Extracted data entries:
_ _ _ _ _
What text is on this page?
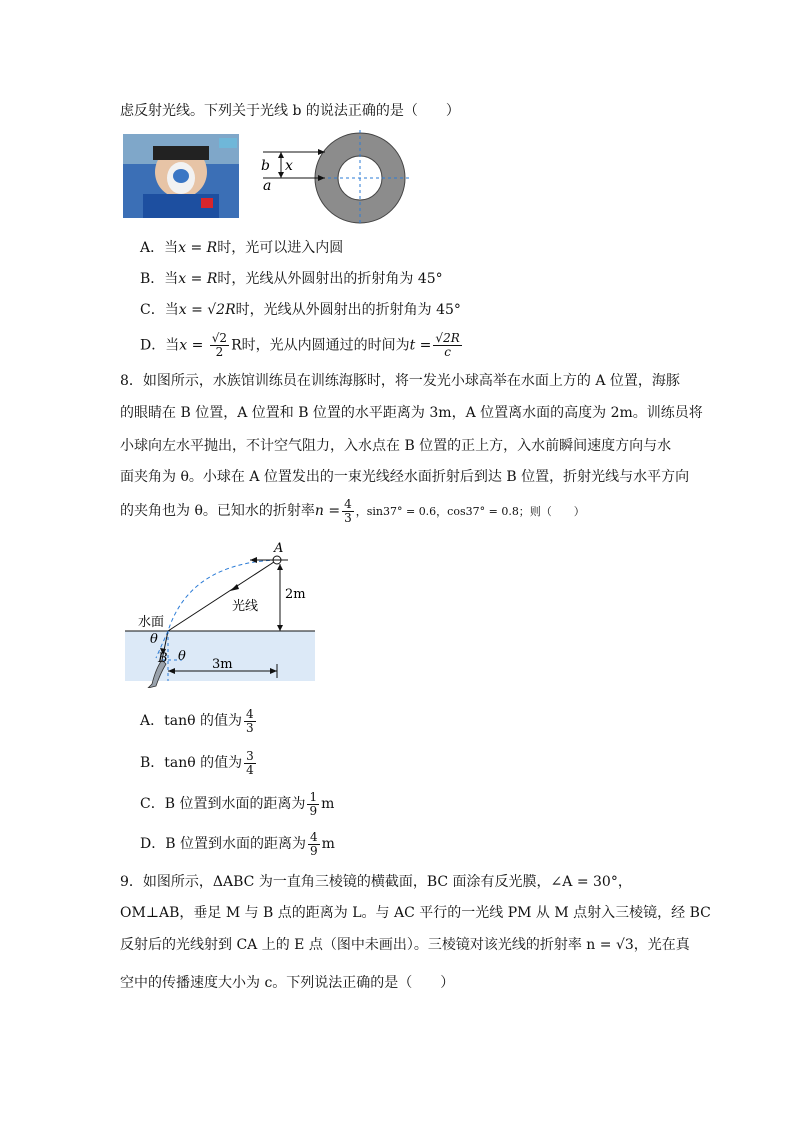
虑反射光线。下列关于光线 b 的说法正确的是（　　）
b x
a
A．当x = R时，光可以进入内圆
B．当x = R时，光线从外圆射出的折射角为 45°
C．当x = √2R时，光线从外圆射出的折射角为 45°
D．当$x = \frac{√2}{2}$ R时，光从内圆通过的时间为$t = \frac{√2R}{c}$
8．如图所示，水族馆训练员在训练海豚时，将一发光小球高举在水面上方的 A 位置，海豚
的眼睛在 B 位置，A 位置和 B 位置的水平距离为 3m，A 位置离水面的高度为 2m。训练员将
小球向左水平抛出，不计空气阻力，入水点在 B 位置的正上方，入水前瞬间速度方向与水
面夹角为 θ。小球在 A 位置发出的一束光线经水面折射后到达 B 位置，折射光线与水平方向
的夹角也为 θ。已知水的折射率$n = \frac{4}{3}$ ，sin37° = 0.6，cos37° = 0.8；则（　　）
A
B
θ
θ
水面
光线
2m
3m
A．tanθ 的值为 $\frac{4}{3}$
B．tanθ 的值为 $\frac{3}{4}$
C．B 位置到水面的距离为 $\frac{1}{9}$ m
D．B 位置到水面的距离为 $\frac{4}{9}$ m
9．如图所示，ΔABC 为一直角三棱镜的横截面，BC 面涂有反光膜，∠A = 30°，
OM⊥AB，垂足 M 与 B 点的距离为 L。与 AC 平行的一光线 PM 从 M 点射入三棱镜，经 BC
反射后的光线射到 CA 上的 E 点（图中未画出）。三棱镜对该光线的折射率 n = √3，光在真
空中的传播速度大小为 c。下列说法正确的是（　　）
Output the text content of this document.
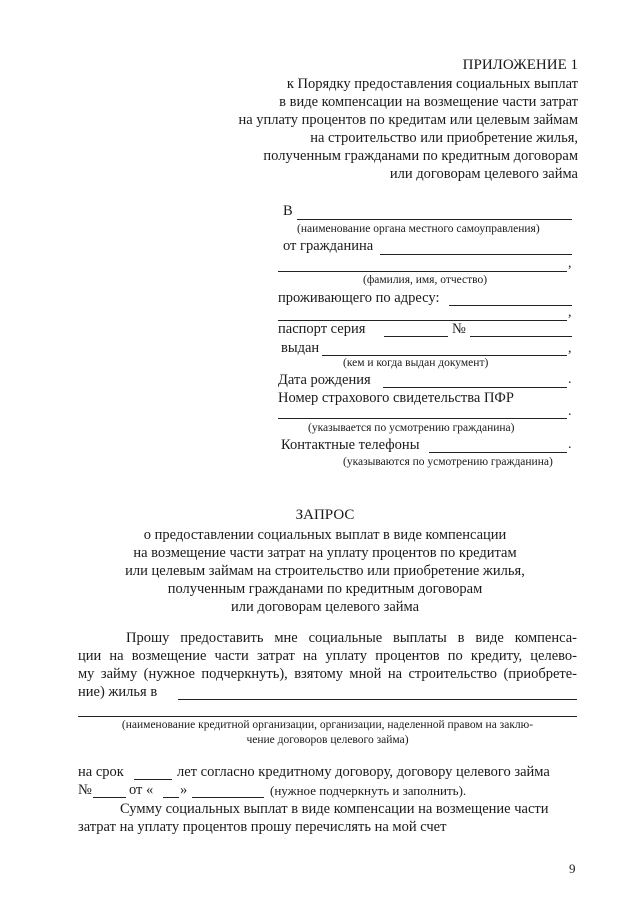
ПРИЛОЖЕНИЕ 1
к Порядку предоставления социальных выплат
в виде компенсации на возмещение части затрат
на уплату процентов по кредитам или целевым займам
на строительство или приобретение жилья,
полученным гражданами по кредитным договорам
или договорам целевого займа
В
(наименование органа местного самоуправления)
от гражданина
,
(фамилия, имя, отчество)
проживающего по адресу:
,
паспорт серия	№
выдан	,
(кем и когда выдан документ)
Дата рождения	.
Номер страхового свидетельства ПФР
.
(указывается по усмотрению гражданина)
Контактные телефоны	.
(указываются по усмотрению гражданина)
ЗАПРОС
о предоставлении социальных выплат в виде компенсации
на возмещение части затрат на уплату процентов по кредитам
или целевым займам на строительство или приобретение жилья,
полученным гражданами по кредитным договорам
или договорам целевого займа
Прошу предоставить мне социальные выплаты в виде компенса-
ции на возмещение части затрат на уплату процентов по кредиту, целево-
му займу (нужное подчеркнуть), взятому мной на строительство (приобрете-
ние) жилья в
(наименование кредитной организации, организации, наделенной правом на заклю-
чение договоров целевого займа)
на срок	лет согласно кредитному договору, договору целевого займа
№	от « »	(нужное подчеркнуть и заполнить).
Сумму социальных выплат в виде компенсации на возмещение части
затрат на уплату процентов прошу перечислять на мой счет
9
_ _ _ _ _
**PROBLEM DETAILS:** Exclude the pictures. Write out the remaining data exactly.

**RIGHT ANSWER:**
What text is on this page?
虑反射光线。下列关于光线 b 的说法正确的是（　　）
b x
a
A．当x = R时，光可以进入内圆
B．当x = R时，光线从外圆射出的折射角为 45°
C．当x = √2R时，光线从外圆射出的折射角为 45°
D．当$x = \frac{√2}{2}$ R时，光从内圆通过的时间为$t = \frac{√2R}{c}$
8．如图所示，水族馆训练员在训练海豚时，将一发光小球高举在水面上方的 A 位置，海豚
的眼睛在 B 位置，A 位置和 B 位置的水平距离为 3m，A 位置离水面的高度为 2m。训练员将
小球向左水平抛出，不计空气阻力，入水点在 B 位置的正上方，入水前瞬间速度方向与水
面夹角为 θ。小球在 A 位置发出的一束光线经水面折射后到达 B 位置，折射光线与水平方向
的夹角也为 θ。已知水的折射率$n = \frac{4}{3}$ ，sin37° = 0.6，cos37° = 0.8；则（　　）
A
B
θ
θ
水面
光线
2m
3m
A．tanθ 的值为 $\frac{4}{3}$
B．tanθ 的值为 $\frac{3}{4}$
C．B 位置到水面的距离为 $\frac{1}{9}$ m
D．B 位置到水面的距离为 $\frac{4}{9}$ m
9．如图所示，ΔABC 为一直角三棱镜的横截面，BC 面涂有反光膜，∠A = 30°，
OM⊥AB，垂足 M 与 B 点的距离为 L。与 AC 平行的一光线 PM 从 M 点射入三棱镜，经 BC
反射后的光线射到 CA 上的 E 点（图中未画出）。三棱镜对该光线的折射率 n = √3，光在真
空中的传播速度大小为 c。下列说法正确的是（　　）
Output the text content of this document.
ПРИЛОЖЕНИЕ 1
к Порядку предоставления социальных выплат
в виде компенсации на возмещение части затрат
на уплату процентов по кредитам или целевым займам
на строительство или приобретение жилья,
полученным гражданами по кредитным договорам
или договорам целевого займа
В
(наименование органа местного самоуправления)
от гражданина
,
(фамилия, имя, отчество)
проживающего по адресу:
,
паспорт серия	№
выдан	,
(кем и когда выдан документ)
Дата рождения	.
Номер страхового свидетельства ПФР
.
(указывается по усмотрению гражданина)
Контактные телефоны	.
(указываются по усмотрению гражданина)
ЗАПРОС
о предоставлении социальных выплат в виде компенсации
на возмещение части затрат на уплату процентов по кредитам
или целевым займам на строительство или приобретение жилья,
полученным гражданами по кредитным договорам
или договорам целевого займа
Прошу предоставить мне социальные выплаты в виде компенса-
ции на возмещение части затрат на уплату процентов по кредиту, целево-
му займу (нужное подчеркнуть), взятому мной на строительство (приобрете-
ние) жилья в
(наименование кредитной организации, организации, наделенной правом на заклю-
чение договоров целевого займа)
на срок	лет согласно кредитному договору, договору целевого займа
№	от « »	(нужное подчеркнуть и заполнить).
Сумму социальных выплат в виде компенсации на возмещение части
затрат на уплату процентов прошу перечислять на мой счет
9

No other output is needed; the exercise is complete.